Data extracted from a collection:

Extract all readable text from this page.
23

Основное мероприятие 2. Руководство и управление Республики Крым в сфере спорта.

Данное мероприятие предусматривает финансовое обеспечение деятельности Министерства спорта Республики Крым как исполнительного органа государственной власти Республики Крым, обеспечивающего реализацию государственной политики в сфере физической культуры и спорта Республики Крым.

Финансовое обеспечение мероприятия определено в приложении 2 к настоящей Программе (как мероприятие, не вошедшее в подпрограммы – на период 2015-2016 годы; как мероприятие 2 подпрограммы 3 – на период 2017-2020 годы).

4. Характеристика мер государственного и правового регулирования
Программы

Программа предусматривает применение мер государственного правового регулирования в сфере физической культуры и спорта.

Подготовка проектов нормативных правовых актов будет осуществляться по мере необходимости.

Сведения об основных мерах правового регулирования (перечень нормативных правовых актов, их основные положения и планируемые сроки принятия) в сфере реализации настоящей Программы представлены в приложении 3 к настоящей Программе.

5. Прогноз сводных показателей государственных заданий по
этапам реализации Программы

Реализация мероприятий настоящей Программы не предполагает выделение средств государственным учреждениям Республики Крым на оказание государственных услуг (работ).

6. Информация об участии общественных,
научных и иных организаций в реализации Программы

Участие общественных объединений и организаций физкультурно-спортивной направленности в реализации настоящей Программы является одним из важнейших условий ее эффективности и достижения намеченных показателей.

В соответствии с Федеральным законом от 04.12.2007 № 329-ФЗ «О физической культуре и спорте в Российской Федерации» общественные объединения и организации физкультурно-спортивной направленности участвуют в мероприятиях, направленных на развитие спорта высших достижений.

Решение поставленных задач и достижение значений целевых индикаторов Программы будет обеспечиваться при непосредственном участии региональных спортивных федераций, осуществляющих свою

DIRECTIONS FOR THIS TASK >>
All of the lines above must be returned exactly.

RESULT OF THE EXERCISE >>
Extract all readable text from this page.
23

Основное мероприятие 2. Руководство и управление Республики Крым в сфере спорта.

Данное мероприятие предусматривает финансовое обеспечение деятельности Министерства спорта Республики Крым как исполнительного органа государственной власти Республики Крым, обеспечивающего реализацию государственной политики в сфере физической культуры и спорта Республики Крым.

Финансовое обеспечение мероприятия определено в приложении 2 к настоящей Программе (как мероприятие, не вошедшее в подпрограммы – на период 2015-2016 годы; как мероприятие 2 подпрограммы 3 – на период 2017-2020 годы).

4. Характеристика мер государственного и правового регулирования
Программы

Программа предусматривает применение мер государственного правового регулирования в сфере физической культуры и спорта.

Подготовка проектов нормативных правовых актов будет осуществляться по мере необходимости.

Сведения об основных мерах правового регулирования (перечень нормативных правовых актов, их основные положения и планируемые сроки принятия) в сфере реализации настоящей Программы представлены в приложении 3 к настоящей Программе.

5. Прогноз сводных показателей государственных заданий по
этапам реализации Программы

Реализация мероприятий настоящей Программы не предполагает выделение средств государственным учреждениям Республики Крым на оказание государственных услуг (работ).

6. Информация об участии общественных,
научных и иных организаций в реализации Программы

Участие общественных объединений и организаций физкультурно-спортивной направленности в реализации настоящей Программы является одним из важнейших условий ее эффективности и достижения намеченных показателей.

В соответствии с Федеральным законом от 04.12.2007 № 329-ФЗ «О физической культуре и спорте в Российской Федерации» общественные объединения и организации физкультурно-спортивной направленности участвуют в мероприятиях, направленных на развитие спорта высших достижений.

Решение поставленных задач и достижение значений целевых индикаторов Программы будет обеспечиваться при непосредственном участии региональных спортивных федераций, осуществляющих свою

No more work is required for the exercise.